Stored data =
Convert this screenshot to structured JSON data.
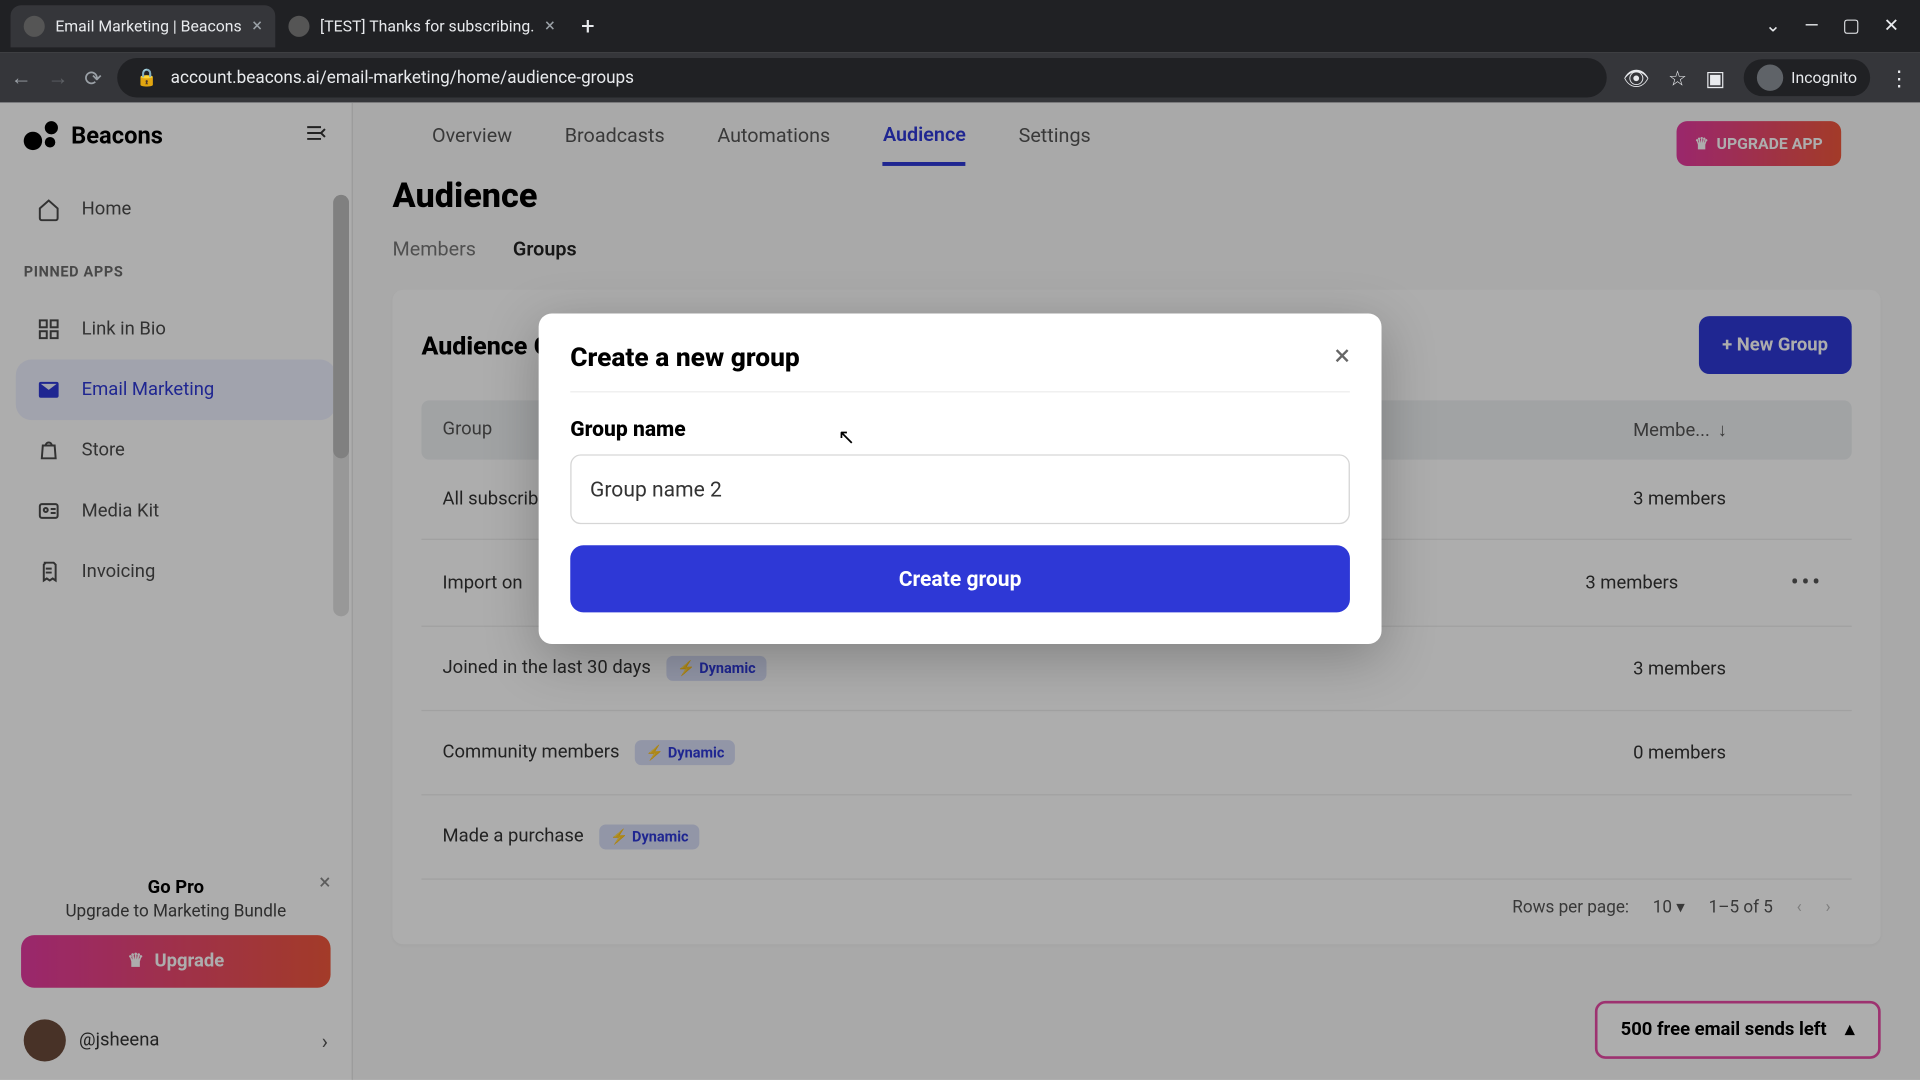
{
  "browser": {
    "tabs": [
      {
        "title": "Email Marketing | Beacons",
        "active": true
      },
      {
        "title": "[TEST] Thanks for subscribing.",
        "active": false
      }
    ],
    "url": "account.beacons.ai/email-marketing/home/audience-groups",
    "mode_label": "Incognito"
  },
  "brand": "Beacons",
  "sidebar": {
    "home": "Home",
    "section_pinned": "PINNED APPS",
    "items": [
      {
        "label": "Link in Bio",
        "icon": "grid-icon"
      },
      {
        "label": "Email Marketing",
        "icon": "envelope-icon",
        "active": true
      },
      {
        "label": "Store",
        "icon": "bag-icon"
      },
      {
        "label": "Media Kit",
        "icon": "user-card-icon"
      },
      {
        "label": "Invoicing",
        "icon": "invoice-icon"
      }
    ],
    "promo": {
      "title": "Go Pro",
      "subtitle": "Upgrade to Marketing Bundle",
      "button": "Upgrade"
    },
    "user": {
      "handle": "@jsheena"
    }
  },
  "top_tabs": [
    "Overview",
    "Broadcasts",
    "Automations",
    "Audience",
    "Settings"
  ],
  "active_top_tab": "Audience",
  "upgrade_app": "UPGRADE APP",
  "page_title": "Audience",
  "sub_tabs": [
    "Members",
    "Groups"
  ],
  "active_sub_tab": "Groups",
  "card": {
    "title": "Audience Groups",
    "new_button": "+ New Group",
    "col_group": "Group",
    "col_members": "Membe...",
    "rows": [
      {
        "name": "All subscribers",
        "members": "3 members",
        "dynamic": false,
        "more": false
      },
      {
        "name": "Import on ",
        "members": "3 members",
        "dynamic": false,
        "more": true
      },
      {
        "name": "Joined in the last 30 days",
        "members": "3 members",
        "dynamic": true,
        "more": false
      },
      {
        "name": "Community members",
        "members": "0 members",
        "dynamic": true,
        "more": false
      },
      {
        "name": "Made a purchase",
        "members": "",
        "dynamic": true,
        "more": false
      }
    ],
    "dynamic_label": "Dynamic",
    "pager": {
      "rows_label": "Rows per page:",
      "rows_value": "10",
      "range": "1–5 of 5"
    }
  },
  "sends_left": "500 free email sends left",
  "modal": {
    "title": "Create a new group",
    "field_label": "Group name",
    "input_value": "Group name 2",
    "submit": "Create group"
  },
  "colors": {
    "primary": "#2e38d6",
    "accent_gradient_from": "#e43aa0",
    "accent_gradient_to": "#f0573c"
  }
}
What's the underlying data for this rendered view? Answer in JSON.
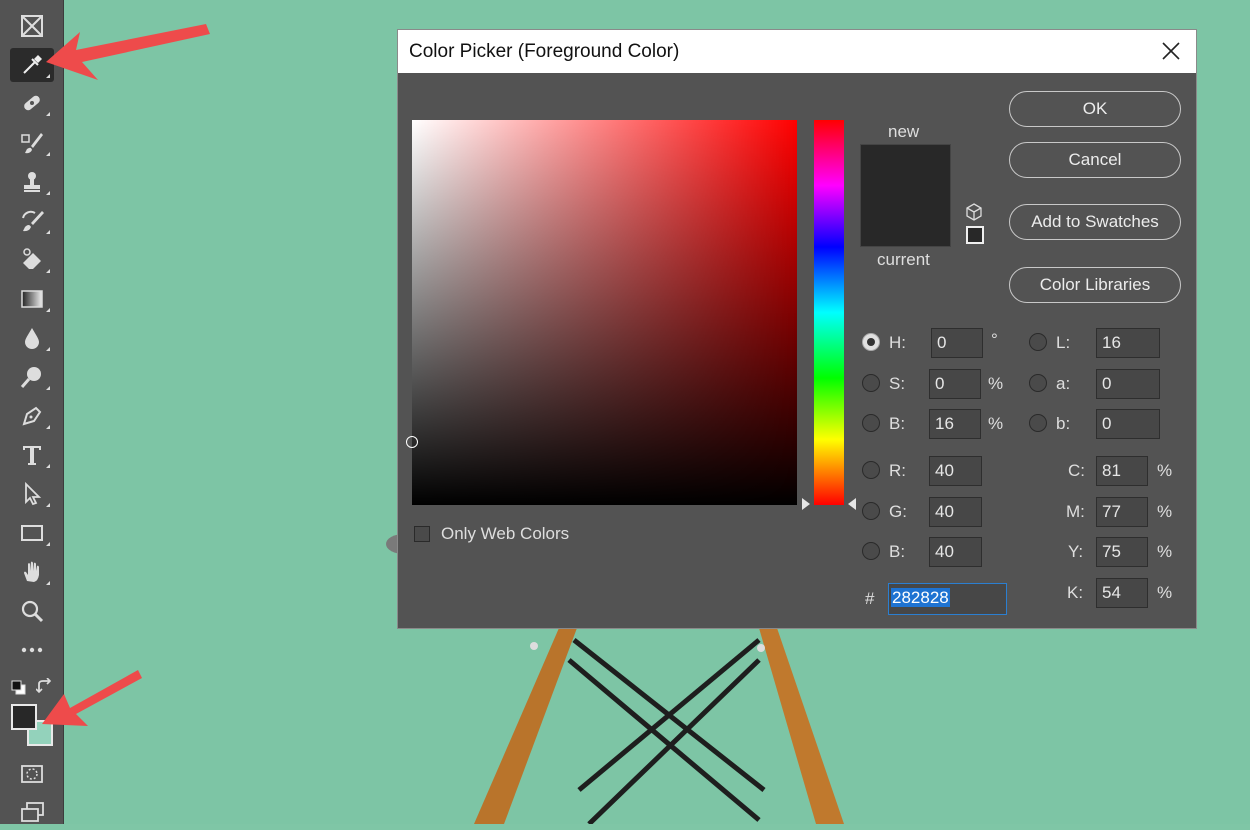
{
  "dialog": {
    "title": "Color Picker (Foreground Color)",
    "buttons": {
      "ok": "OK",
      "cancel": "Cancel",
      "add_swatches": "Add to Swatches",
      "libraries": "Color Libraries"
    },
    "preview": {
      "new_label": "new",
      "current_label": "current",
      "new_color": "#282828",
      "current_color": "#282828"
    },
    "only_web_label": "Only Web Colors",
    "hsb": {
      "h_label": "H:",
      "h_value": "0",
      "h_unit": "°",
      "s_label": "S:",
      "s_value": "0",
      "s_unit": "%",
      "b_label": "B:",
      "b_value": "16",
      "b_unit": "%"
    },
    "rgb": {
      "r_label": "R:",
      "r_value": "40",
      "g_label": "G:",
      "g_value": "40",
      "b_label": "B:",
      "b_value": "40"
    },
    "lab": {
      "l_label": "L:",
      "l_value": "16",
      "a_label": "a:",
      "a_value": "0",
      "b_label": "b:",
      "b_value": "0"
    },
    "cmyk": {
      "c_label": "C:",
      "c_value": "81",
      "m_label": "M:",
      "m_value": "77",
      "y_label": "Y:",
      "y_value": "75",
      "k_label": "K:",
      "k_value": "54",
      "unit": "%"
    },
    "hex_label": "#",
    "hex_value": "282828"
  },
  "toolbar": {
    "foreground_color": "#282828",
    "background_color": "#93d2bb",
    "tools": [
      "artboard-frame",
      "eyedropper",
      "healing-brush",
      "brush",
      "clone-stamp",
      "history-brush",
      "eraser",
      "gradient",
      "blur",
      "dodge",
      "pen",
      "type",
      "path-selection",
      "rectangle",
      "hand",
      "zoom",
      "more"
    ]
  },
  "colors": {
    "canvas": "#7dc5a5",
    "annotation_arrow": "#ee4b4b",
    "panel": "#535353"
  }
}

Exercise directions = In the records above, locate each line with the word "JSON". Copy all such lines.

Output for this task =
Convert this screenshot to structured JSON data.
What's the underlying data for this rendered view? Answer in JSON.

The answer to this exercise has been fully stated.